CHALLENGE —
Write out each line beneath this one exactly as it reads.

Dataset items
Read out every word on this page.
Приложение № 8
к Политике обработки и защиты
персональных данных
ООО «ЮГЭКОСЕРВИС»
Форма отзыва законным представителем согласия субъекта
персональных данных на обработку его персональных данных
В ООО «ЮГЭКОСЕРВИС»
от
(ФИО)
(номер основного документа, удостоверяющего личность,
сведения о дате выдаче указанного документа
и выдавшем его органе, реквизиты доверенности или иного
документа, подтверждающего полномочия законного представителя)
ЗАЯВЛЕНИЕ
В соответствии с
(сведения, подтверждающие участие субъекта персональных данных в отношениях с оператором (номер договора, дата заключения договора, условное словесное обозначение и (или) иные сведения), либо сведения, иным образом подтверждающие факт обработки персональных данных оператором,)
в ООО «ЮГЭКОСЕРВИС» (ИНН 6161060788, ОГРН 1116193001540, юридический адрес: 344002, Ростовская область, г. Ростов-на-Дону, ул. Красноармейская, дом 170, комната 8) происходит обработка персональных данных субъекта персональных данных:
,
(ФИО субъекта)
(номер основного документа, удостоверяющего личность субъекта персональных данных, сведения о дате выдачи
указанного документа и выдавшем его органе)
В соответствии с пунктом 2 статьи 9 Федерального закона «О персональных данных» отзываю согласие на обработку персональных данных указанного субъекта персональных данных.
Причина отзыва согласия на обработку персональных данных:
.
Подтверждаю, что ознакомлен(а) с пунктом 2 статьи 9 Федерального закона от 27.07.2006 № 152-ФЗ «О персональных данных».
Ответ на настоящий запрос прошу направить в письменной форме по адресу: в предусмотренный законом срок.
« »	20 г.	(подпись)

TASK OUTPUT —
Read out every word on this page.
Приложение № 8
к Политике обработки и защиты
персональных данных
ООО «ЮГЭКОСЕРВИС»
Форма отзыва законным представителем согласия субъекта
персональных данных на обработку его персональных данных
В ООО «ЮГЭКОСЕРВИС»
от
(ФИО)
(номер основного документа, удостоверяющего личность,
сведения о дате выдаче указанного документа
и выдавшем его органе, реквизиты доверенности или иного
документа, подтверждающего полномочия законного представителя)
ЗАЯВЛЕНИЕ
В соответствии с
(сведения, подтверждающие участие субъекта персональных данных в отношениях с оператором (номер договора, дата заключения договора, условное словесное обозначение и (или) иные сведения), либо сведения, иным образом подтверждающие факт обработки персональных данных оператором,)
в ООО «ЮГЭКОСЕРВИС» (ИНН 6161060788, ОГРН 1116193001540, юридический адрес: 344002, Ростовская область, г. Ростов-на-Дону, ул. Красноармейская, дом 170, комната 8) происходит обработка персональных данных субъекта персональных данных:
,
(ФИО субъекта)
(номер основного документа, удостоверяющего личность субъекта персональных данных, сведения о дате выдачи
указанного документа и выдавшем его органе)
В соответствии с пунктом 2 статьи 9 Федерального закона «О персональных данных» отзываю согласие на обработку персональных данных указанного субъекта персональных данных.
Причина отзыва согласия на обработку персональных данных:
.
Подтверждаю, что ознакомлен(а) с пунктом 2 статьи 9 Федерального закона от 27.07.2006 № 152-ФЗ «О персональных данных».
Ответ на настоящий запрос прошу направить в письменной форме по адресу: в предусмотренный законом срок.
« »	20 г.	(подпись)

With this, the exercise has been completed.